▸ **PROBLEM REQUIREMENTS**
Write out every line below that includes the word "moft".

▸ **Data entries**
---+---

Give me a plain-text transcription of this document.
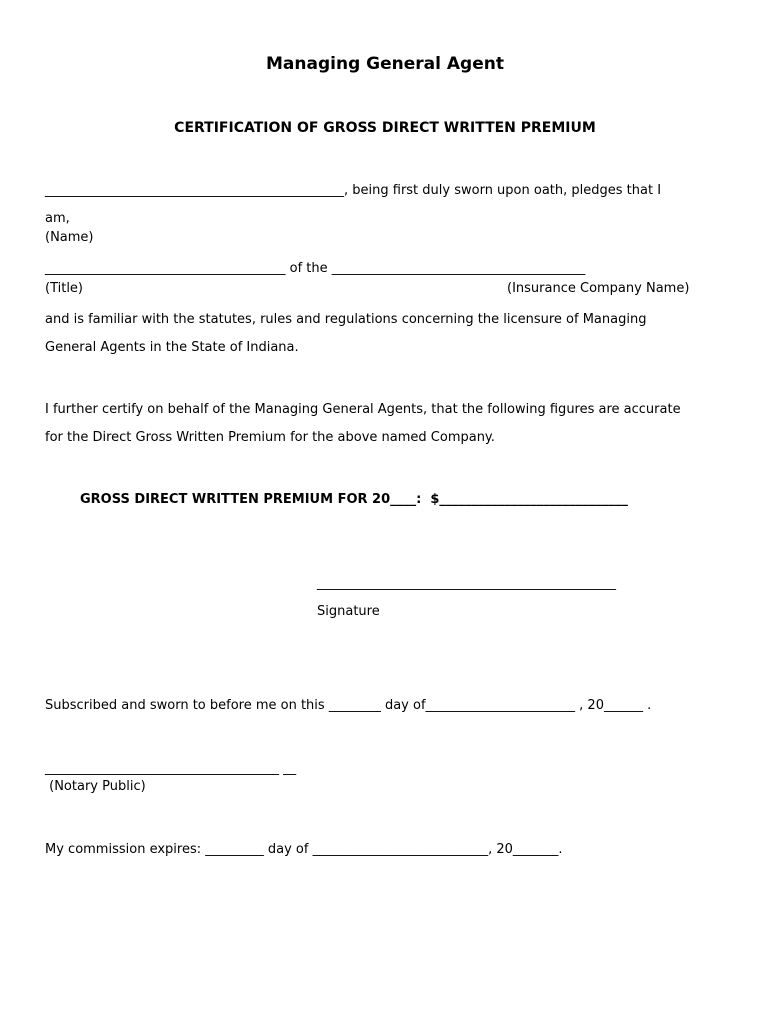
Managing General Agent
CERTIFICATION OF GROSS DIRECT WRITTEN PREMIUM
______________________________________________, being first duly sworn upon oath, pledges that I
am,
(Name)
_____________________________________ of the _______________________________________
(Title)	(Insurance Company Name)
and is familiar with the statutes, rules and regulations concerning the licensure of Managing
General Agents in the State of Indiana.
I further certify on behalf of the Managing General Agents, that the following figures are accurate
for the Direct Gross Written Premium for the above named Company.
GROSS DIRECT WRITTEN PREMIUM FOR 20____:  $_____________________________
______________________________________________
Signature
Subscribed and sworn to before me on this ________ day of_______________________ , 20______ .
____________________________________ __
(Notary Public)
My commission expires: _________ day of ___________________________, 20_______.
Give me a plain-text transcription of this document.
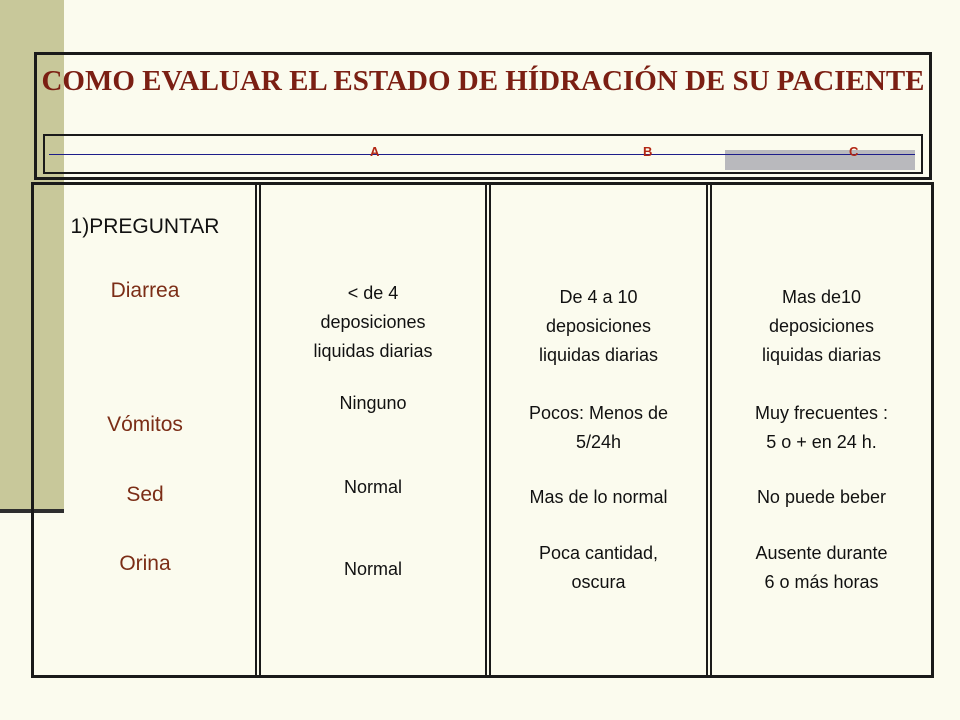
COMO EVALUAR EL ESTADO DE HÍDRACIÓN DE SU PACIENTE
A	B	C
1)PREGUNTAR
Diarrea
Vómitos
Sed
Orina
< de 4
deposiciones
liquidas diarias
Ninguno
Normal
Normal
De 4 a 10
deposiciones
liquidas diarias
Pocos: Menos de
5/24h
Mas de lo normal
Poca cantidad,
oscura
Mas de10
deposiciones
liquidas diarias
Muy frecuentes :
5 o + en 24 h.
No puede beber
Ausente durante
6 o más horas
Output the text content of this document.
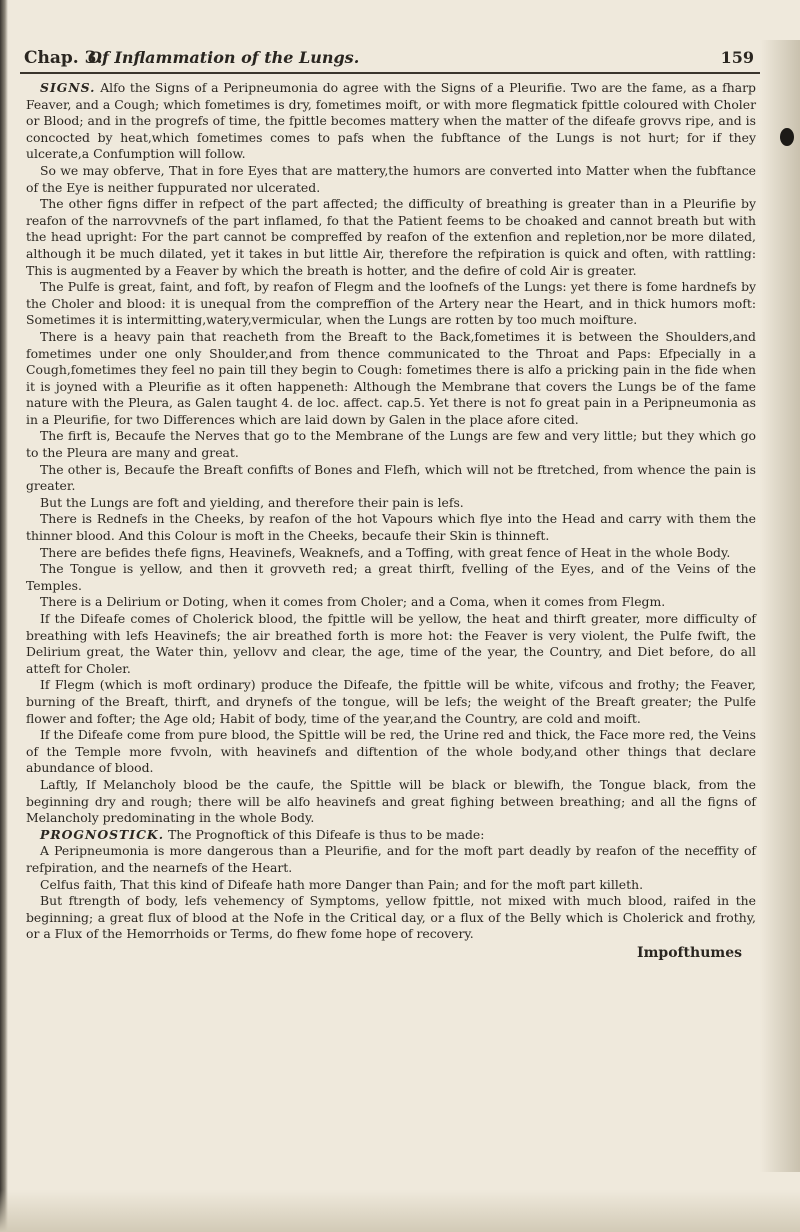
Chap. 3.
Of Inflammation of the Lungs.	159

SIGNS. Alfo the Signs of a Peripneumonia do agree with the Signs of a Pleurifie. Two are the fame, as a fharp Feaver, and a Cough; which fometimes is dry, fometimes moift, or with more flegmatick fpittle coloured with Choler or Blood; and in the progrefs of time, the fpittle becomes mattery when the matter of the difeafe grovvs ripe, and is concocted by heat,which fometimes comes to pafs when the fubftance of the Lungs is not hurt; for if they ulcerate,a Confumption will follow.

So we may obferve, That in fore Eyes that are mattery,the humors are converted into Matter when the fubftance of the Eye is neither fuppurated nor ulcerated.

The other figns differ in refpect of the part affected; the difficulty of breathing is greater than in a Pleurifie by reafon of the narrovvnefs of the part inflamed, fo that the Patient feems to be choaked and cannot breath but with the head upright: For the part cannot be compreffed by reafon of the extenfion and repletion,nor be more dilated, although it be much dilated, yet it takes in but little Air, therefore the refpiration is quick and often, with rattling: This is augmented by a Feaver by which the breath is hotter, and the defire of cold Air is greater.

The Pulfe is great, faint, and foft, by reafon of Flegm and the loofnefs of the Lungs: yet there is fome hardnefs by the Choler and blood: it is unequal from the compreffion of the Artery near the Heart, and in thick humors moft: Sometimes it is intermitting,watery,vermicular, when the Lungs are rotten by too much moifture.

There is a heavy pain that reacheth from the Breaft to the Back,fometimes it is between the Shoulders,and fometimes under one only Shoulder,and from thence communicated to the Throat and Paps: Efpecially in a Cough,fometimes they feel no pain till they begin to Cough: fometimes there is alfo a pricking pain in the fide when it is joyned with a Pleurifie as it often happeneth: Although the Membrane that covers the Lungs be of the fame nature with the Pleura, as Galen taught 4. de loc. affect. cap.5. Yet there is not fo great pain in a Peripneumonia as in a Pleurifie, for two Differences which are laid down by Galen in the place afore cited.

The firft is, Becaufe the Nerves that go to the Membrane of the Lungs are few and very little; but they which go to the Pleura are many and great.

The other is, Becaufe the Breaft confifts of Bones and Flefh, which will not be ftretched, from whence the pain is greater.

But the Lungs are foft and yielding, and therefore their pain is lefs.

There is Rednefs in the Cheeks, by reafon of the hot Vapours which flye into the Head and carry with them the thinner blood. And this Colour is moft in the Cheeks, becaufe their Skin is thinneft.

There are befides thefe figns, Heavinefs, Weaknefs, and a Toffing, with great fence of Heat in the whole Body.

The Tongue is yellow, and then it grovveth red; a great thirft, fvelling of the Eyes, and of the Veins of the Temples.

There is a Delirium or Doting, when it comes from Choler; and a Coma, when it comes from Flegm.

If the Difeafe comes of Cholerick blood, the fpittle will be yellow, the heat and thirft greater, more difficulty of breathing with lefs Heavinefs; the air breathed forth is more hot: the Feaver is very violent, the Pulfe fwift, the Delirium great, the Water thin, yellovv and clear, the age, time of the year, the Country, and Diet before, do all atteft for Choler.

If Flegm (which is moft ordinary) produce the Difeafe, the fpittle will be white, vifcous and frothy; the Feaver, burning of the Breaft, thirft, and drynefs of the tongue, will be lefs; the weight of the Breaft greater; the Pulfe flower and fofter; the Age old; Habit of body, time of the year,and the Country, are cold and moift.

If the Difeafe come from pure blood, the Spittle will be red, the Urine red and thick, the Face more red, the Veins of the Temple more fvvoln, with heavinefs and diftention of the whole body,and other things that declare abundance of blood.

Laftly, If Melancholy blood be the caufe, the Spittle will be black or blewifh, the Tongue black, from the beginning dry and rough; there will be alfo heavinefs and great fighing between breathing; and all the figns of Melancholy predominating in the whole Body.

PROGNOSTICK. The Prognoftick of this Difeafe is thus to be made:

A Peripneumonia is more dangerous than a Pleurifie, and for the moft part deadly by reafon of the neceffity of refpiration, and the nearnefs of the Heart.

Celfus faith, That this kind of Difeafe hath more Danger than Pain; and for the moft part killeth.

But ftrength of body, lefs vehemency of Symptoms, yellow fpittle, not mixed with much blood, raifed in the beginning; a great flux of blood at the Nofe in the Critical day, or a flux of the Belly which is Cholerick and frothy, or a Flux of the Hemorrhoids or Terms, do fhew fome hope of recovery.

Impofthumes
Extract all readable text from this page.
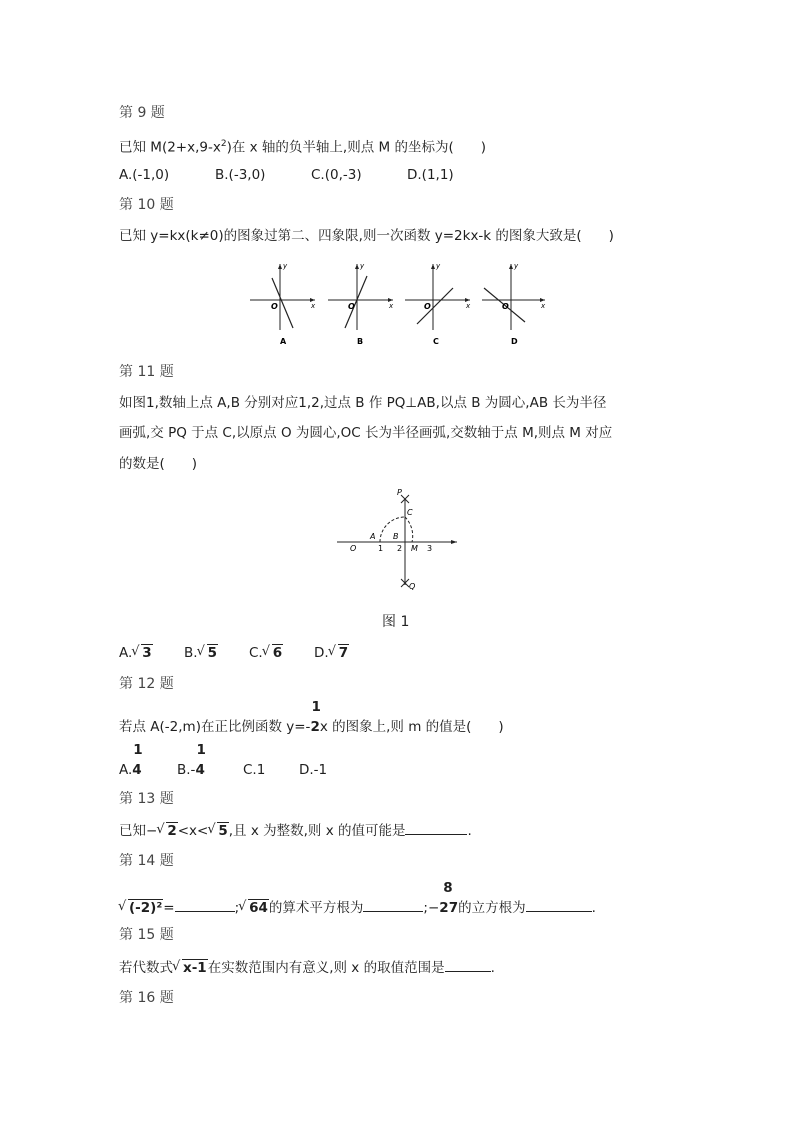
第 9 题
已知 $M(2+x,9-x^2)$在 x 轴的负半轴上,则点 M 的坐标为(　　)
A.(-1,0)	B.(-3,0)	C.(0,-3)	D.(1,1)
第 10 题
已知 y=kx(k≠0)的图象过第二、四象限,则一次函数 y=2kx-k 的图象大致是(　　)
y
x
O
A
y
x
O
B
y
x
O
C
y
x
O
D
第 11 题
如图1,数轴上点 A,B 分别对应1,2,过点 B 作 PQ⊥AB,以点 B 为圆心,AB 长为半径
画弧,交 PQ 于点 C,以原点 O 为圆心,OC 长为半径画弧,交数轴于点 M,则点 M 对应
的数是(　　)
O
A B
C
M
P
Q
1 2	3
图 1
A. √ 3 B. √ 5 C. √ 6 D. √ 7
第 12 题
若点 A(-2,m)在正比例函数 y=-
1
2x 的图象上,则 m 的值是(　　)
A.
1
4	B.-
1
4	C.1 D.-1
第 13 题
已知− √ 2<x< √ 5,且 x 为整数,则 x 的值可能是	.
第 14 题
√ (-2)²=	; √ 64的算术平方根为	;−
8
27的立方根为	.
第 15 题
若代数式 √ x-1在实数范围内有意义,则 x 的取值范围是	.
第 16 题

---+---

▸ **ANSWER**
The Pulfe is great, faint, and foft, by reafon of Flegm and the loofnefs of the Lungs: yet there is fome hardnefs by the Choler and blood: it is unequal from the compreffion of the Artery near the Heart, and in thick humors moft: Sometimes it is intermitting,watery,vermicular, when the Lungs are rotten by too much moifture.
There is Rednefs in the Cheeks, by reafon of the hot Vapours which flye into the Head and carry with them the thinner blood. And this Colour is moft in the Cheeks, becaufe their Skin is thinneft.
If Flegm (which is moft ordinary) produce the Difeafe, the fpittle will be white, vifcous and frothy; the Feaver, burning of the Breaft, thirft, and drynefs of the tongue, will be lefs; the weight of the Breaft greater; the Pulfe flower and fofter; the Age old; Habit of body, time of the year,and the Country, are cold and moift.
A Peripneumonia is more dangerous than a Pleurifie, and for the moft part deadly by reafon of the neceffity of refpiration, and the nearnefs of the Heart.
Celfus faith, That this kind of Difeafe hath more Danger than Pain; and for the moft part killeth.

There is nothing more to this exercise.